Request
Copy the entries below exactly. Images do not belong in the copy.

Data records
──────────────────────────────
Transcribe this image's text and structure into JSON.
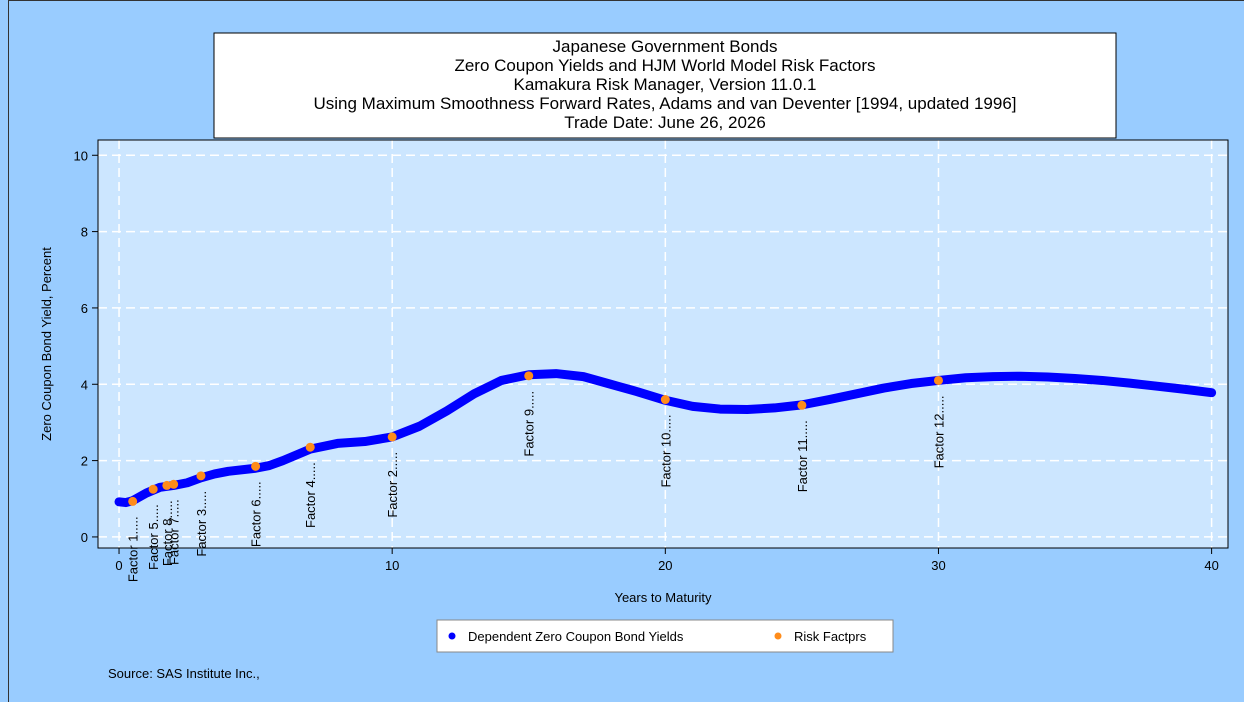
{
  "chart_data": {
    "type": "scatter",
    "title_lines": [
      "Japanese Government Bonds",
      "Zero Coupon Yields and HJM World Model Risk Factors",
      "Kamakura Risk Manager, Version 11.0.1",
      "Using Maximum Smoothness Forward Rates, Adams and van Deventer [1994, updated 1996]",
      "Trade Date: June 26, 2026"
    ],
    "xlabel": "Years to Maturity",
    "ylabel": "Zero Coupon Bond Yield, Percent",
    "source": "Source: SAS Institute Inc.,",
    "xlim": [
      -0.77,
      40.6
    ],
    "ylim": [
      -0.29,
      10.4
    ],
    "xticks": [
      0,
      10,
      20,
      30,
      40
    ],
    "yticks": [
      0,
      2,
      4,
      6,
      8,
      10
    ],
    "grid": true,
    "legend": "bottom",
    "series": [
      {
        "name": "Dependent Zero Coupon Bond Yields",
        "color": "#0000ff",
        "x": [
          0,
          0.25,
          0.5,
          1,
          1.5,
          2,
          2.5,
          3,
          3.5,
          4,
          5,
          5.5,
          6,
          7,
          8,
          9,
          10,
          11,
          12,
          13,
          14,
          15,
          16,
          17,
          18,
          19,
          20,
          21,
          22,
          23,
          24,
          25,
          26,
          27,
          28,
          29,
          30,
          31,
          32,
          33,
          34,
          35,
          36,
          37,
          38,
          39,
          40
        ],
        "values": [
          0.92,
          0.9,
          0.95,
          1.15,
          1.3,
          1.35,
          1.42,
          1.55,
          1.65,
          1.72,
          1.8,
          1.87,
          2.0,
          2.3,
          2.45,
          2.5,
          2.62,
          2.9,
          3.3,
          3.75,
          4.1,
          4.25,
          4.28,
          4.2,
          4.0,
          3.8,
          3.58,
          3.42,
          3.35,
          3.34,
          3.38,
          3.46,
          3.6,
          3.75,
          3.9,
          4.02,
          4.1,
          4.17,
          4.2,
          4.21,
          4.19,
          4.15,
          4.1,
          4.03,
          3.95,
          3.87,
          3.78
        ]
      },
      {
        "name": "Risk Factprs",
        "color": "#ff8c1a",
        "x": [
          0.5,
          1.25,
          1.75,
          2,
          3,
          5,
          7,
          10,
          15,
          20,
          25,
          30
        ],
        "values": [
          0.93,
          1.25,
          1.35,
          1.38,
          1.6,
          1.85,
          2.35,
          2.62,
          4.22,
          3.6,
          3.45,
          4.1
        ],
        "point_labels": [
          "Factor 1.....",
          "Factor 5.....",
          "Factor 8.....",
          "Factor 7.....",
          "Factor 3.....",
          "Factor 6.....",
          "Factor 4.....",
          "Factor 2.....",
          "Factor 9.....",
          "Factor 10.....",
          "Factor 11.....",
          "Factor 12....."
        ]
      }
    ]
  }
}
──────────────────────────────
Task answer
Transcribe this image's text and structure into JSON.
{
  "chart_data": {
    "type": "scatter",
    "title_lines": [
      "Japanese Government Bonds",
      "Zero Coupon Yields and HJM World Model Risk Factors",
      "Kamakura Risk Manager, Version 11.0.1",
      "Using Maximum Smoothness Forward Rates, Adams and van Deventer [1994, updated 1996]",
      "Trade Date: June 26, 2026"
    ],
    "xlabel": "Years to Maturity",
    "ylabel": "Zero Coupon Bond Yield, Percent",
    "source": "Source: SAS Institute Inc.,",
    "xlim": [
      -0.77,
      40.6
    ],
    "ylim": [
      -0.29,
      10.4
    ],
    "xticks": [
      0,
      10,
      20,
      30,
      40
    ],
    "yticks": [
      0,
      2,
      4,
      6,
      8,
      10
    ],
    "grid": true,
    "legend": "bottom",
    "series": [
      {
        "name": "Dependent Zero Coupon Bond Yields",
        "color": "#0000ff",
        "x": [
          0,
          0.25,
          0.5,
          1,
          1.5,
          2,
          2.5,
          3,
          3.5,
          4,
          5,
          5.5,
          6,
          7,
          8,
          9,
          10,
          11,
          12,
          13,
          14,
          15,
          16,
          17,
          18,
          19,
          20,
          21,
          22,
          23,
          24,
          25,
          26,
          27,
          28,
          29,
          30,
          31,
          32,
          33,
          34,
          35,
          36,
          37,
          38,
          39,
          40
        ],
        "values": [
          0.92,
          0.9,
          0.95,
          1.15,
          1.3,
          1.35,
          1.42,
          1.55,
          1.65,
          1.72,
          1.8,
          1.87,
          2.0,
          2.3,
          2.45,
          2.5,
          2.62,
          2.9,
          3.3,
          3.75,
          4.1,
          4.25,
          4.28,
          4.2,
          4.0,
          3.8,
          3.58,
          3.42,
          3.35,
          3.34,
          3.38,
          3.46,
          3.6,
          3.75,
          3.9,
          4.02,
          4.1,
          4.17,
          4.2,
          4.21,
          4.19,
          4.15,
          4.1,
          4.03,
          3.95,
          3.87,
          3.78
        ]
      },
      {
        "name": "Risk Factprs",
        "color": "#ff8c1a",
        "x": [
          0.5,
          1.25,
          1.75,
          2,
          3,
          5,
          7,
          10,
          15,
          20,
          25,
          30
        ],
        "values": [
          0.93,
          1.25,
          1.35,
          1.38,
          1.6,
          1.85,
          2.35,
          2.62,
          4.22,
          3.6,
          3.45,
          4.1
        ],
        "point_labels": [
          "Factor 1.....",
          "Factor 5.....",
          "Factor 8.....",
          "Factor 7.....",
          "Factor 3.....",
          "Factor 6.....",
          "Factor 4.....",
          "Factor 2.....",
          "Factor 9.....",
          "Factor 10.....",
          "Factor 11.....",
          "Factor 12....."
        ]
      }
    ]
  }
}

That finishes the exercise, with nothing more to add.